Extract all data as written.

(Collected data entries)

***

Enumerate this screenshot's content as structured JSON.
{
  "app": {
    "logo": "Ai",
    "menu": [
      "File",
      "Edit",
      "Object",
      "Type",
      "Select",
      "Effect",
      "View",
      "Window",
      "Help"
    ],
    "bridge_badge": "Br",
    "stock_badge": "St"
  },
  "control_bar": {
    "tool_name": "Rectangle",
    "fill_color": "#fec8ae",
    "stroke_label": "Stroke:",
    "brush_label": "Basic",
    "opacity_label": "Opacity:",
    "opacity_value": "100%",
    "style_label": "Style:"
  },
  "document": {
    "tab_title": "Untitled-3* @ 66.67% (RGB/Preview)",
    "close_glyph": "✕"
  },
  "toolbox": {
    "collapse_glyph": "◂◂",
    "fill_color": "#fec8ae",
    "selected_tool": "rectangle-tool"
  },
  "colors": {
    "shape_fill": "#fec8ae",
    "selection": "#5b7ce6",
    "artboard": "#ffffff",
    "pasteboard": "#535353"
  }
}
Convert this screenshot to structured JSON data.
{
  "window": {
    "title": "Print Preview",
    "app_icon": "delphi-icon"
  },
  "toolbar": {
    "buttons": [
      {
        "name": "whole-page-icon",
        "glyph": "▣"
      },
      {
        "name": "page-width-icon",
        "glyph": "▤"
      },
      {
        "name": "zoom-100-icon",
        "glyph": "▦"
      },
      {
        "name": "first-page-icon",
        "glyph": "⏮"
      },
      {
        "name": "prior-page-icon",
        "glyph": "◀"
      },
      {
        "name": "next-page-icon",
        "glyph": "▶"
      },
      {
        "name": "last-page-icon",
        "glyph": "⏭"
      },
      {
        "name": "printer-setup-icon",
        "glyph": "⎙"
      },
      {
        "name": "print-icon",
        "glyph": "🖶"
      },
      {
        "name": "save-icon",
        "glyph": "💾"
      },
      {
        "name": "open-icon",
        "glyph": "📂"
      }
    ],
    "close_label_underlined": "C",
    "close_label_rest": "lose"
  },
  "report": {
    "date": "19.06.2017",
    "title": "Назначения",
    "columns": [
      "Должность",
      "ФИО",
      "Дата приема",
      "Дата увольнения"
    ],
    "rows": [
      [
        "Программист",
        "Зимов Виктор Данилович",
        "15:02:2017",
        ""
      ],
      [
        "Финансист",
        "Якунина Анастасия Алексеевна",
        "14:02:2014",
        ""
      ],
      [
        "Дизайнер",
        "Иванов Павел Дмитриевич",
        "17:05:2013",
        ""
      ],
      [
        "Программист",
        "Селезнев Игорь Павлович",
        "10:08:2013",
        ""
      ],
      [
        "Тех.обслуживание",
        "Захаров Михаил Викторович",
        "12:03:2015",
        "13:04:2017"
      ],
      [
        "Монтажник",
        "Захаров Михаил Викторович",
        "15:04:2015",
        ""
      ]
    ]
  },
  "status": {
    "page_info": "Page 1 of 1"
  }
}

***

# Task response
Enumerate this screenshot's content as structured JSON.
{
  "app": {
    "logo": "Ai",
    "menu": [
      "File",
      "Edit",
      "Object",
      "Type",
      "Select",
      "Effect",
      "View",
      "Window",
      "Help"
    ],
    "bridge_badge": "Br",
    "stock_badge": "St"
  },
  "control_bar": {
    "tool_name": "Rectangle",
    "fill_color": "#fec8ae",
    "stroke_label": "Stroke:",
    "brush_label": "Basic",
    "opacity_label": "Opacity:",
    "opacity_value": "100%",
    "style_label": "Style:"
  },
  "document": {
    "tab_title": "Untitled-3* @ 66.67% (RGB/Preview)",
    "close_glyph": "✕"
  },
  "toolbox": {
    "collapse_glyph": "◂◂",
    "fill_color": "#fec8ae",
    "selected_tool": "rectangle-tool"
  },
  "colors": {
    "shape_fill": "#fec8ae",
    "selection": "#5b7ce6",
    "artboard": "#ffffff",
    "pasteboard": "#535353"
  }
}
Convert this screenshot to structured JSON data.
{
  "window": {
    "title": "Print Preview",
    "app_icon": "delphi-icon"
  },
  "toolbar": {
    "buttons": [
      {
        "name": "whole-page-icon",
        "glyph": "▣"
      },
      {
        "name": "page-width-icon",
        "glyph": "▤"
      },
      {
        "name": "zoom-100-icon",
        "glyph": "▦"
      },
      {
        "name": "first-page-icon",
        "glyph": "⏮"
      },
      {
        "name": "prior-page-icon",
        "glyph": "◀"
      },
      {
        "name": "next-page-icon",
        "glyph": "▶"
      },
      {
        "name": "last-page-icon",
        "glyph": "⏭"
      },
      {
        "name": "printer-setup-icon",
        "glyph": "⎙"
      },
      {
        "name": "print-icon",
        "glyph": "🖶"
      },
      {
        "name": "save-icon",
        "glyph": "💾"
      },
      {
        "name": "open-icon",
        "glyph": "📂"
      }
    ],
    "close_label_underlined": "C",
    "close_label_rest": "lose"
  },
  "report": {
    "date": "19.06.2017",
    "title": "Назначения",
    "columns": [
      "Должность",
      "ФИО",
      "Дата приема",
      "Дата увольнения"
    ],
    "rows": [
      [
        "Программист",
        "Зимов Виктор Данилович",
        "15:02:2017",
        ""
      ],
      [
        "Финансист",
        "Якунина Анастасия Алексеевна",
        "14:02:2014",
        ""
      ],
      [
        "Дизайнер",
        "Иванов Павел Дмитриевич",
        "17:05:2013",
        ""
      ],
      [
        "Программист",
        "Селезнев Игорь Павлович",
        "10:08:2013",
        ""
      ],
      [
        "Тех.обслуживание",
        "Захаров Михаил Викторович",
        "12:03:2015",
        "13:04:2017"
      ],
      [
        "Монтажник",
        "Захаров Михаил Викторович",
        "15:04:2015",
        ""
      ]
    ]
  },
  "status": {
    "page_info": "Page 1 of 1"
  }
}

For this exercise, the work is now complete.